▸ **Exercise prompt**:
Repeat every entry word for word, but leave the images out of your copy.

[Data section start]

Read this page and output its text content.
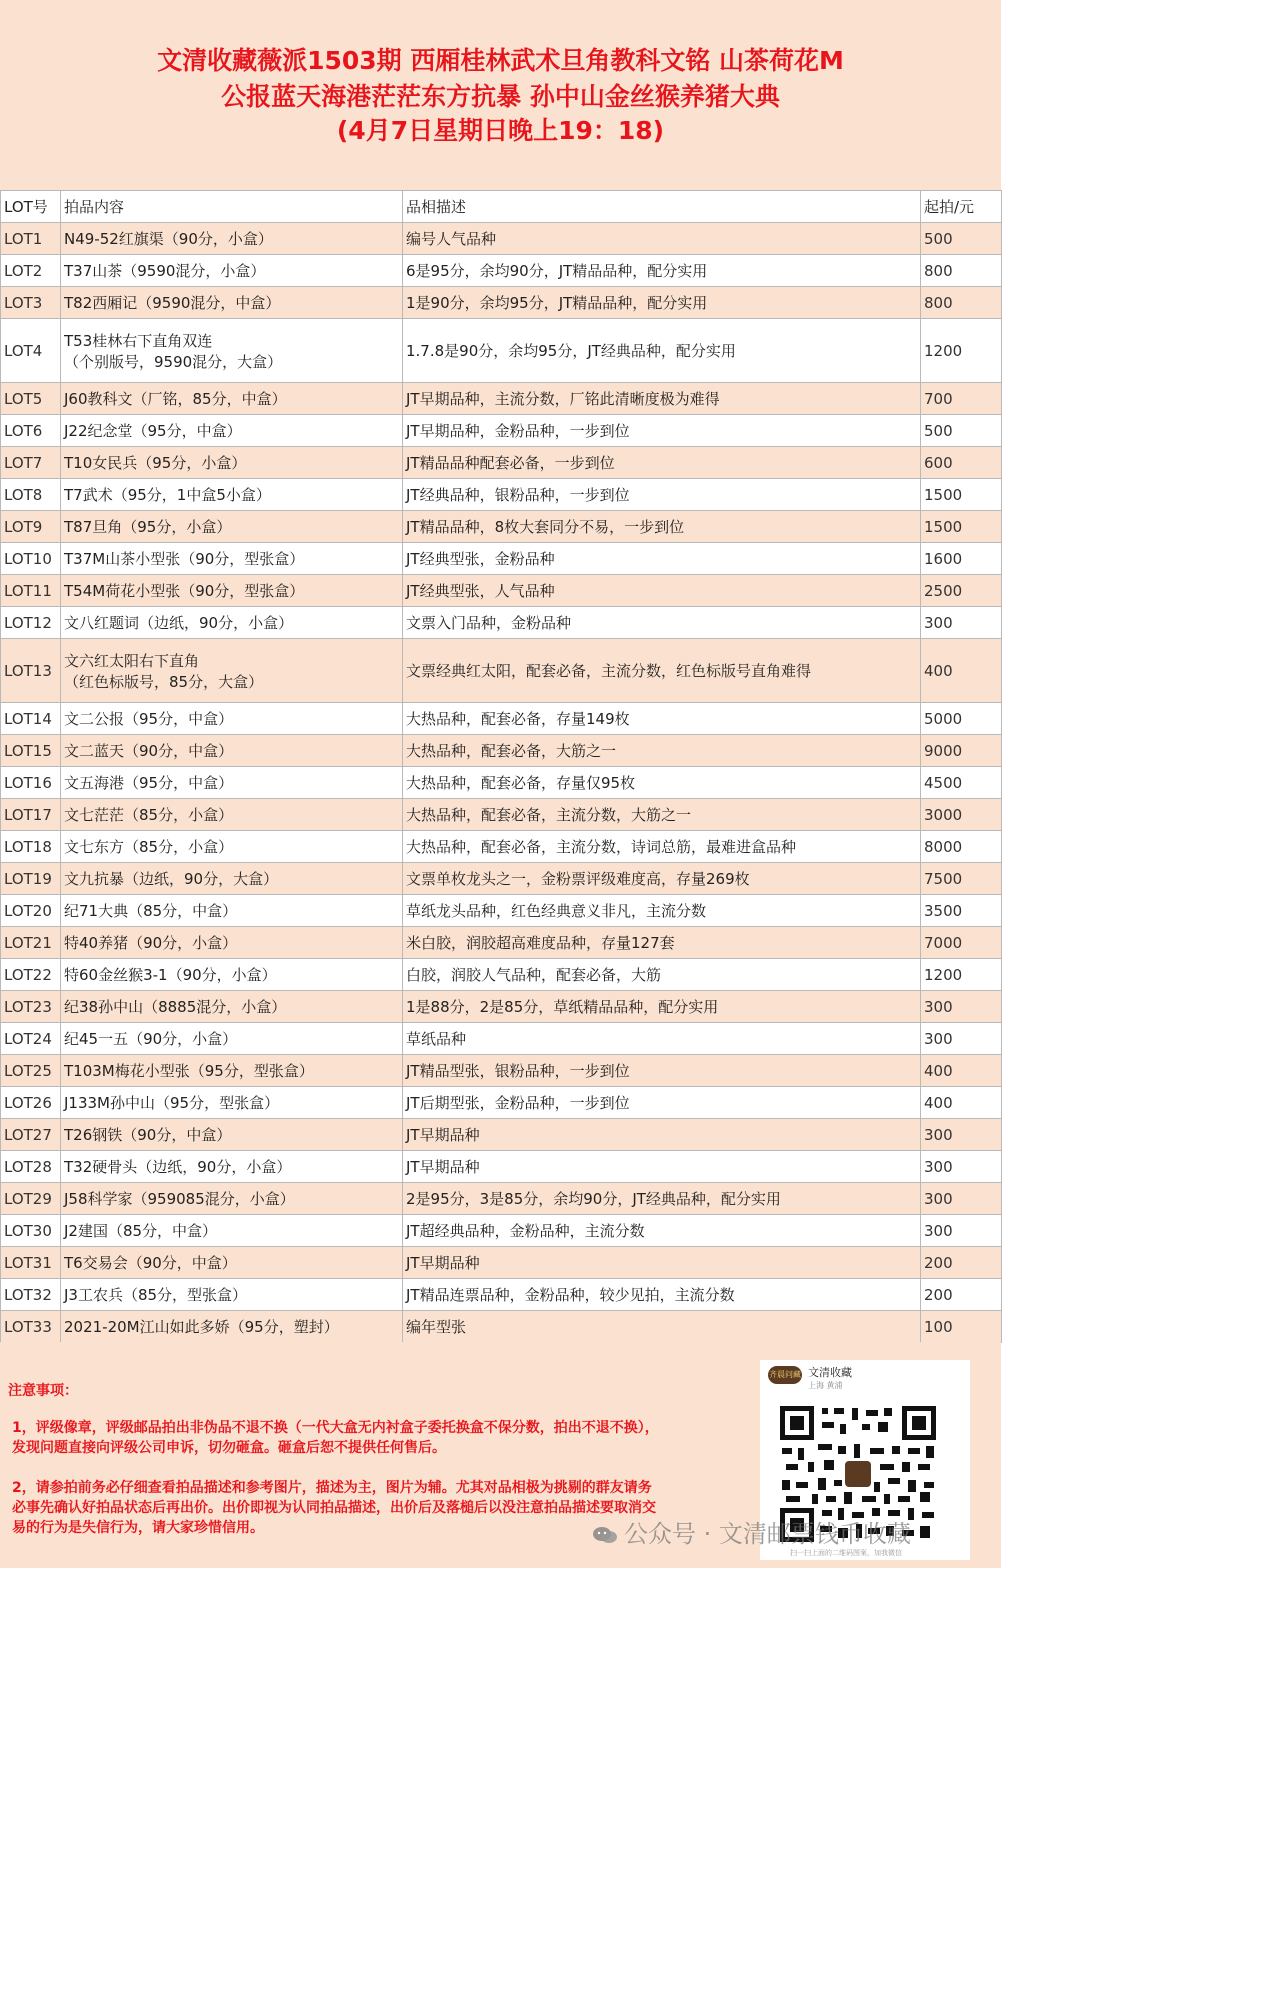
文清收藏薇派1503期 西厢桂林武术旦角教科文铭 山茶荷花M
公报蓝天海港茫茫东方抗暴 孙中山金丝猴养猪大典
(4月7日星期日晚上19：18)
LOT号	拍品内容	品相描述	起拍/元
LOT1	N49-52红旗渠（90分，小盒）	编号人气品种	500
LOT2	T37山茶（9590混分，小盒）	6是95分，余均90分，JT精品品种，配分实用	800
LOT3	T82西厢记（9590混分，中盒）	1是90分，余均95分，JT精品品种，配分实用	800
LOT4	T53桂林右下直角双连
（个别版号，9590混分，大盒）	1.7.8是90分，余均95分，JT经典品种，配分实用	1200
LOT5	J60教科文（厂铭，85分，中盒）	JT早期品种，主流分数，厂铭此清晰度极为难得	700
LOT6	J22纪念堂（95分，中盒）	JT早期品种，金粉品种，一步到位	500
LOT7	T10女民兵（95分，小盒）	JT精品品种配套必备，一步到位	600
LOT8	T7武术（95分，1中盒5小盒）	JT经典品种，银粉品种，一步到位	1500
LOT9	T87旦角（95分，小盒）	JT精品品种，8枚大套同分不易，一步到位	1500
LOT10	T37M山茶小型张（90分，型张盒）	JT经典型张，金粉品种	1600
LOT11	T54M荷花小型张（90分，型张盒）	JT经典型张，人气品种	2500
LOT12	文八红题词（边纸，90分，小盒）	文票入门品种，金粉品种	300
LOT13	文六红太阳右下直角
（红色标版号，85分，大盒）	文票经典红太阳，配套必备，主流分数，红色标版号直角难得	400
LOT14	文二公报（95分，中盒）	大热品种，配套必备，存量149枚	5000
LOT15	文二蓝天（90分，中盒）	大热品种，配套必备，大筋之一	9000
LOT16	文五海港（95分，中盒）	大热品种，配套必备，存量仅95枚	4500
LOT17	文七茫茫（85分，小盒）	大热品种，配套必备，主流分数，大筋之一	3000
LOT18	文七东方（85分，小盒）	大热品种，配套必备，主流分数，诗词总筋，最难进盒品种	8000
LOT19	文九抗暴（边纸，90分，大盒）	文票单枚龙头之一，金粉票评级难度高，存量269枚	7500
LOT20	纪71大典（85分，中盒）	草纸龙头品种，红色经典意义非凡，主流分数	3500
LOT21	特40养猪（90分，小盒）	米白胶，润胶超高难度品种，存量127套	7000
LOT22	特60金丝猴3-1（90分，小盒）	白胶，润胶人气品种，配套必备，大筋	1200
LOT23	纪38孙中山（8885混分，小盒）	1是88分，2是85分，草纸精品品种，配分实用	300
LOT24	纪45一五（90分，小盒）	草纸品种	300
LOT25	T103M梅花小型张（95分，型张盒）	JT精品型张，银粉品种，一步到位	400
LOT26	J133M孙中山（95分，型张盒）	JT后期型张，金粉品种，一步到位	400
LOT27	T26钢铁（90分，中盒）	JT早期品种	300
LOT28	T32硬骨头（边纸，90分，小盒）	JT早期品种	300
LOT29	J58科学家（959085混分，小盒）	2是95分，3是85分，余均90分，JT经典品种，配分实用	300
LOT30	J2建国（85分，中盒）	JT超经典品种，金粉品种，主流分数	300
LOT31	T6交易会（90分，中盒）	JT早期品种	200
LOT32	J3工农兵（85分，型张盒）	JT精品连票品种，金粉品种，较少见拍，主流分数	200
LOT33	2021-20M江山如此多娇（95分，塑封）	编年型张	100
注意事项：
1，评级像章，评级邮品拍出非伪品不退不换（一代大盒无内衬盒子委托换盒不保分数，拍出不退不换），发现问题直接向评级公司申诉，切勿砸盒。砸盒后恕不提供任何售后。
2，请参拍前务必仔细查看拍品描述和参考图片，描述为主，图片为辅。尤其对品相极为挑剔的群友请务必事先确认好拍品状态后再出价。出价即视为认同拍品描述，出价后及落槌后以没注意拍品描述要取消交易的行为是失信行为，请大家珍惜信用。
齐晨问藏 文清收藏
上海 黄浦
扫一扫上面的二维码图案，加我微信
公众号 · 文清邮票钱币收藏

[Data section end]

▸ **Answer**:
Read this page and output its text content.
文清收藏薇派1503期 西厢桂林武术旦角教科文铭 山茶荷花M
公报蓝天海港茫茫东方抗暴 孙中山金丝猴养猪大典
(4月7日星期日晚上19：18)
LOT号	拍品内容	品相描述	起拍/元
LOT1	N49-52红旗渠（90分，小盒）	编号人气品种	500
LOT2	T37山茶（9590混分，小盒）	6是95分，余均90分，JT精品品种，配分实用	800
LOT3	T82西厢记（9590混分，中盒）	1是90分，余均95分，JT精品品种，配分实用	800
LOT4	T53桂林右下直角双连
（个别版号，9590混分，大盒）	1.7.8是90分，余均95分，JT经典品种，配分实用	1200
LOT5	J60教科文（厂铭，85分，中盒）	JT早期品种，主流分数，厂铭此清晰度极为难得	700
LOT6	J22纪念堂（95分，中盒）	JT早期品种，金粉品种，一步到位	500
LOT7	T10女民兵（95分，小盒）	JT精品品种配套必备，一步到位	600
LOT8	T7武术（95分，1中盒5小盒）	JT经典品种，银粉品种，一步到位	1500
LOT9	T87旦角（95分，小盒）	JT精品品种，8枚大套同分不易，一步到位	1500
LOT10	T37M山茶小型张（90分，型张盒）	JT经典型张，金粉品种	1600
LOT11	T54M荷花小型张（90分，型张盒）	JT经典型张，人气品种	2500
LOT12	文八红题词（边纸，90分，小盒）	文票入门品种，金粉品种	300
LOT13	文六红太阳右下直角
（红色标版号，85分，大盒）	文票经典红太阳，配套必备，主流分数，红色标版号直角难得	400
LOT14	文二公报（95分，中盒）	大热品种，配套必备，存量149枚	5000
LOT15	文二蓝天（90分，中盒）	大热品种，配套必备，大筋之一	9000
LOT16	文五海港（95分，中盒）	大热品种，配套必备，存量仅95枚	4500
LOT17	文七茫茫（85分，小盒）	大热品种，配套必备，主流分数，大筋之一	3000
LOT18	文七东方（85分，小盒）	大热品种，配套必备，主流分数，诗词总筋，最难进盒品种	8000
LOT19	文九抗暴（边纸，90分，大盒）	文票单枚龙头之一，金粉票评级难度高，存量269枚	7500
LOT20	纪71大典（85分，中盒）	草纸龙头品种，红色经典意义非凡，主流分数	3500
LOT21	特40养猪（90分，小盒）	米白胶，润胶超高难度品种，存量127套	7000
LOT22	特60金丝猴3-1（90分，小盒）	白胶，润胶人气品种，配套必备，大筋	1200
LOT23	纪38孙中山（8885混分，小盒）	1是88分，2是85分，草纸精品品种，配分实用	300
LOT24	纪45一五（90分，小盒）	草纸品种	300
LOT25	T103M梅花小型张（95分，型张盒）	JT精品型张，银粉品种，一步到位	400
LOT26	J133M孙中山（95分，型张盒）	JT后期型张，金粉品种，一步到位	400
LOT27	T26钢铁（90分，中盒）	JT早期品种	300
LOT28	T32硬骨头（边纸，90分，小盒）	JT早期品种	300
LOT29	J58科学家（959085混分，小盒）	2是95分，3是85分，余均90分，JT经典品种，配分实用	300
LOT30	J2建国（85分，中盒）	JT超经典品种，金粉品种，主流分数	300
LOT31	T6交易会（90分，中盒）	JT早期品种	200
LOT32	J3工农兵（85分，型张盒）	JT精品连票品种，金粉品种，较少见拍，主流分数	200
LOT33	2021-20M江山如此多娇（95分，塑封）	编年型张	100
注意事项：
1，评级像章，评级邮品拍出非伪品不退不换（一代大盒无内衬盒子委托换盒不保分数，拍出不退不换），发现问题直接向评级公司申诉，切勿砸盒。砸盒后恕不提供任何售后。
2，请参拍前务必仔细查看拍品描述和参考图片，描述为主，图片为辅。尤其对品相极为挑剔的群友请务必事先确认好拍品状态后再出价。出价即视为认同拍品描述，出价后及落槌后以没注意拍品描述要取消交易的行为是失信行为，请大家珍惜信用。
齐晨问藏 文清收藏
上海 黄浦
扫一扫上面的二维码图案，加我微信
公众号 · 文清邮票钱币收藏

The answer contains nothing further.